* **Task to complete**:
Write out every record in full, exactly as written, please.

--- start Extracted information ---

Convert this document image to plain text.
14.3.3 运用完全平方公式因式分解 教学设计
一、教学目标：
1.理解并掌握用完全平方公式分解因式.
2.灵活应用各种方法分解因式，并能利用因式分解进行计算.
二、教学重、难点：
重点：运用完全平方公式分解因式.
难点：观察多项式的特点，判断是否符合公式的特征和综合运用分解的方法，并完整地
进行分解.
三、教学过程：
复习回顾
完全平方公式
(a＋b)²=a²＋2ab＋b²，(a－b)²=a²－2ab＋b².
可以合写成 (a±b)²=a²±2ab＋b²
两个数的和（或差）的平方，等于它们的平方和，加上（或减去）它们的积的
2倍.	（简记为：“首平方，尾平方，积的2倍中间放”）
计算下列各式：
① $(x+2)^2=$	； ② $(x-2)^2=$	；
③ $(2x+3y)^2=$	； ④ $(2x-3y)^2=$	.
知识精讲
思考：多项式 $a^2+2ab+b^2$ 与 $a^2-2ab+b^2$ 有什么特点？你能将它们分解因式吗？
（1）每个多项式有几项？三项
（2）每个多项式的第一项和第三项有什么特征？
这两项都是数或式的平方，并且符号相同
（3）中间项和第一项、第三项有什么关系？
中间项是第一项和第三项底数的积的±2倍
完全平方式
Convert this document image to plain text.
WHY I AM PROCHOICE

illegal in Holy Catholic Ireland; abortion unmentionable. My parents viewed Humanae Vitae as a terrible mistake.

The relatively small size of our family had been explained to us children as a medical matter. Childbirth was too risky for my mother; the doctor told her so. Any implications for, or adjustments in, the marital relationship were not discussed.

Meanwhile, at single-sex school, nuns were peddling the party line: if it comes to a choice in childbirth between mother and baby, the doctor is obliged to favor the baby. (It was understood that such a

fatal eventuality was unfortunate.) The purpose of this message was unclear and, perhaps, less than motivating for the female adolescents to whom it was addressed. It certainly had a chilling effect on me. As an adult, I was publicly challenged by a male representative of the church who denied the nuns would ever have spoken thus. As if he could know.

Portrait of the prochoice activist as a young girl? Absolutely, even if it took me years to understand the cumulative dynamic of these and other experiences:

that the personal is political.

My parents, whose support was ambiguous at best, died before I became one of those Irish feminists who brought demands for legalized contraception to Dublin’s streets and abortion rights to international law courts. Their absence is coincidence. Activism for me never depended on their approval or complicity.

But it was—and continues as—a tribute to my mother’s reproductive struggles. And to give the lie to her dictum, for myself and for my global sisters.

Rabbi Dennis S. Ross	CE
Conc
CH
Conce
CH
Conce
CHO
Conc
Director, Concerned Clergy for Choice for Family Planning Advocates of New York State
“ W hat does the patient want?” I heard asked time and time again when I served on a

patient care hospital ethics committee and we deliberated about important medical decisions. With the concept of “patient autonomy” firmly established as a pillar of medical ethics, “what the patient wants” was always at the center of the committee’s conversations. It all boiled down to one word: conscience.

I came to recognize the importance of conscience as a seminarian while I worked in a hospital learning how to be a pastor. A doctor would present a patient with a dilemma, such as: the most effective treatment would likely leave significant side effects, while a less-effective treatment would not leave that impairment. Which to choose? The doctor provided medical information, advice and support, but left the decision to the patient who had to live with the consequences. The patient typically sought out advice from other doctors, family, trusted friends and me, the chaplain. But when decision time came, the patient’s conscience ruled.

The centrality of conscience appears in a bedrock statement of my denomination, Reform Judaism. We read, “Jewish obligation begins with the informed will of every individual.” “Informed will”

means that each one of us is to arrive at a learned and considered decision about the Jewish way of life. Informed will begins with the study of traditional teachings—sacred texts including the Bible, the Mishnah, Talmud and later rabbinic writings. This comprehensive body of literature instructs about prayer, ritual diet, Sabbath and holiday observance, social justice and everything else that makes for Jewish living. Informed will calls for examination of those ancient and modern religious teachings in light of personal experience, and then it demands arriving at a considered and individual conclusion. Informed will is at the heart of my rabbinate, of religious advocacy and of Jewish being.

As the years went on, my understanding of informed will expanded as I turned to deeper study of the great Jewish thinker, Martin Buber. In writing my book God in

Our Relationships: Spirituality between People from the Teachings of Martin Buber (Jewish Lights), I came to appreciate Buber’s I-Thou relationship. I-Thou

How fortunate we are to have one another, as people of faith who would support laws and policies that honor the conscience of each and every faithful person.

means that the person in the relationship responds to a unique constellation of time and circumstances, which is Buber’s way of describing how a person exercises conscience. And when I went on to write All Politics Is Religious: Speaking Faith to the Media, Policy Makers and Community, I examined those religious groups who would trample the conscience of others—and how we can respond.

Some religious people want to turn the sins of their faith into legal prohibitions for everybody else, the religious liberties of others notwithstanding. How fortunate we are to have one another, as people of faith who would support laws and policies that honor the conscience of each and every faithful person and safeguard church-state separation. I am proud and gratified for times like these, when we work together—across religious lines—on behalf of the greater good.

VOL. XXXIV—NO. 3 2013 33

--- end Extracted information ---

* **Answer to the task**:
Convert this document image to plain text.
14.3.3 运用完全平方公式因式分解 教学设计
一、教学目标：
1.理解并掌握用完全平方公式分解因式.
2.灵活应用各种方法分解因式，并能利用因式分解进行计算.
二、教学重、难点：
重点：运用完全平方公式分解因式.
难点：观察多项式的特点，判断是否符合公式的特征和综合运用分解的方法，并完整地
进行分解.
三、教学过程：
复习回顾
完全平方公式
(a＋b)²=a²＋2ab＋b²，(a－b)²=a²－2ab＋b².
可以合写成 (a±b)²=a²±2ab＋b²
两个数的和（或差）的平方，等于它们的平方和，加上（或减去）它们的积的
2倍.	（简记为：“首平方，尾平方，积的2倍中间放”）
计算下列各式：
① $(x+2)^2=$	； ② $(x-2)^2=$	；
③ $(2x+3y)^2=$	； ④ $(2x-3y)^2=$	.
知识精讲
思考：多项式 $a^2+2ab+b^2$ 与 $a^2-2ab+b^2$ 有什么特点？你能将它们分解因式吗？
（1）每个多项式有几项？三项
（2）每个多项式的第一项和第三项有什么特征？
这两项都是数或式的平方，并且符号相同
（3）中间项和第一项、第三项有什么关系？
中间项是第一项和第三项底数的积的±2倍
完全平方式
Convert this document image to plain text.
WHY I AM PROCHOICE

illegal in Holy Catholic Ireland; abortion unmentionable. My parents viewed Humanae Vitae as a terrible mistake.

The relatively small size of our family had been explained to us children as a medical matter. Childbirth was too risky for my mother; the doctor told her so. Any implications for, or adjustments in, the marital relationship were not discussed.

Meanwhile, at single-sex school, nuns were peddling the party line: if it comes to a choice in childbirth between mother and baby, the doctor is obliged to favor the baby. (It was understood that such a

fatal eventuality was unfortunate.) The purpose of this message was unclear and, perhaps, less than motivating for the female adolescents to whom it was addressed. It certainly had a chilling effect on me. As an adult, I was publicly challenged by a male representative of the church who denied the nuns would ever have spoken thus. As if he could know.

Portrait of the prochoice activist as a young girl? Absolutely, even if it took me years to understand the cumulative dynamic of these and other experiences:

that the personal is political.

My parents, whose support was ambiguous at best, died before I became one of those Irish feminists who brought demands for legalized contraception to Dublin’s streets and abortion rights to international law courts. Their absence is coincidence. Activism for me never depended on their approval or complicity.

But it was—and continues as—a tribute to my mother’s reproductive struggles. And to give the lie to her dictum, for myself and for my global sisters.

Rabbi Dennis S. Ross	CE
Conc
CH
Conce
CH
Conce
CHO
Conc
Director, Concerned Clergy for Choice for Family Planning Advocates of New York State
“ W hat does the patient want?” I heard asked time and time again when I served on a

patient care hospital ethics committee and we deliberated about important medical decisions. With the concept of “patient autonomy” firmly established as a pillar of medical ethics, “what the patient wants” was always at the center of the committee’s conversations. It all boiled down to one word: conscience.

I came to recognize the importance of conscience as a seminarian while I worked in a hospital learning how to be a pastor. A doctor would present a patient with a dilemma, such as: the most effective treatment would likely leave significant side effects, while a less-effective treatment would not leave that impairment. Which to choose? The doctor provided medical information, advice and support, but left the decision to the patient who had to live with the consequences. The patient typically sought out advice from other doctors, family, trusted friends and me, the chaplain. But when decision time came, the patient’s conscience ruled.

The centrality of conscience appears in a bedrock statement of my denomination, Reform Judaism. We read, “Jewish obligation begins with the informed will of every individual.” “Informed will”

means that each one of us is to arrive at a learned and considered decision about the Jewish way of life. Informed will begins with the study of traditional teachings—sacred texts including the Bible, the Mishnah, Talmud and later rabbinic writings. This comprehensive body of literature instructs about prayer, ritual diet, Sabbath and holiday observance, social justice and everything else that makes for Jewish living. Informed will calls for examination of those ancient and modern religious teachings in light of personal experience, and then it demands arriving at a considered and individual conclusion. Informed will is at the heart of my rabbinate, of religious advocacy and of Jewish being.

As the years went on, my understanding of informed will expanded as I turned to deeper study of the great Jewish thinker, Martin Buber. In writing my book God in

Our Relationships: Spirituality between People from the Teachings of Martin Buber (Jewish Lights), I came to appreciate Buber’s I-Thou relationship. I-Thou

How fortunate we are to have one another, as people of faith who would support laws and policies that honor the conscience of each and every faithful person.

means that the person in the relationship responds to a unique constellation of time and circumstances, which is Buber’s way of describing how a person exercises conscience. And when I went on to write All Politics Is Religious: Speaking Faith to the Media, Policy Makers and Community, I examined those religious groups who would trample the conscience of others—and how we can respond.

Some religious people want to turn the sins of their faith into legal prohibitions for everybody else, the religious liberties of others notwithstanding. How fortunate we are to have one another, as people of faith who would support laws and policies that honor the conscience of each and every faithful person and safeguard church-state separation. I am proud and gratified for times like these, when we work together—across religious lines—on behalf of the greater good.

VOL. XXXIV—NO. 3 2013 33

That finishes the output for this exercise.